Given request —
State how many lines of the data contain the word "образы", and write nothing besides the number.

Records provided —
## Start

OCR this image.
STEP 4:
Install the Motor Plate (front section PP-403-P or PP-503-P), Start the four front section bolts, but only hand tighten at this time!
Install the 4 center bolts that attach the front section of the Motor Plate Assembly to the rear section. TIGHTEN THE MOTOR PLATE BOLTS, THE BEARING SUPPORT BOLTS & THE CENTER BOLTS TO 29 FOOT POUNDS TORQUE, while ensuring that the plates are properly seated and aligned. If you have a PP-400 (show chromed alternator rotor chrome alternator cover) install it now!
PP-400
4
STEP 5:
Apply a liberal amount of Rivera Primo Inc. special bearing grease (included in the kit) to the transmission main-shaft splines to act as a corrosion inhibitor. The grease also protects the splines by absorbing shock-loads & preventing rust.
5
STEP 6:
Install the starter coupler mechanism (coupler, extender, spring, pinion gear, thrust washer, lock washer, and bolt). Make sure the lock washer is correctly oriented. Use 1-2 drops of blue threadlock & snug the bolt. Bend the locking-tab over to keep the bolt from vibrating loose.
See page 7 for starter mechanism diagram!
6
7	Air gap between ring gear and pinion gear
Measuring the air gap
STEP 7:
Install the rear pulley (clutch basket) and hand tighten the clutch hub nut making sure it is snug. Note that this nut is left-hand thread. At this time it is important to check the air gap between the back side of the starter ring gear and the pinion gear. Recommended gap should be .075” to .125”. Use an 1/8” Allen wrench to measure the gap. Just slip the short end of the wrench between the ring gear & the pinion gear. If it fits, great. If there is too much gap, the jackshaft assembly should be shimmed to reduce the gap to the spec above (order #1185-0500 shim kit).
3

## End
## Start

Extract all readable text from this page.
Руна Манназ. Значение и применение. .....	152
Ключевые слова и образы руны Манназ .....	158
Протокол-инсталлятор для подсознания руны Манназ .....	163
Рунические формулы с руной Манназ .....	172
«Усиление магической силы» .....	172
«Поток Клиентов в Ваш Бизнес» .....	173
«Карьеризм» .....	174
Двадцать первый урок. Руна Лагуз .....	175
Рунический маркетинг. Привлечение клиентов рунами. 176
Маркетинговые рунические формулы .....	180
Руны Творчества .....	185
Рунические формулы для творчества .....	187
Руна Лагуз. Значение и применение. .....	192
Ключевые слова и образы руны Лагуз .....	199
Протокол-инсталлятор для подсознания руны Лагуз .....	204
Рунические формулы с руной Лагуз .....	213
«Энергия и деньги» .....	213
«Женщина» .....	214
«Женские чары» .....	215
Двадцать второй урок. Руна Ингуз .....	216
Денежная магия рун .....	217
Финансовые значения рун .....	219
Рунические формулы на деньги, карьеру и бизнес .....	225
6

## End
## Start

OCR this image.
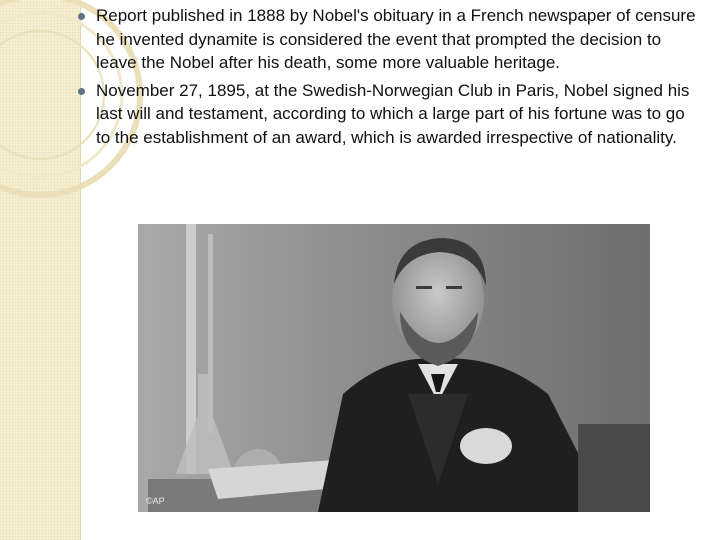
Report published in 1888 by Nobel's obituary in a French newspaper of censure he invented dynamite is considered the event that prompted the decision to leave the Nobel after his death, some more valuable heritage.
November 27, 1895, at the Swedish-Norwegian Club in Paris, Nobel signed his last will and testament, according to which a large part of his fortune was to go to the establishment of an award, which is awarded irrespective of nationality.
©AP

## End

Completed exercise —
2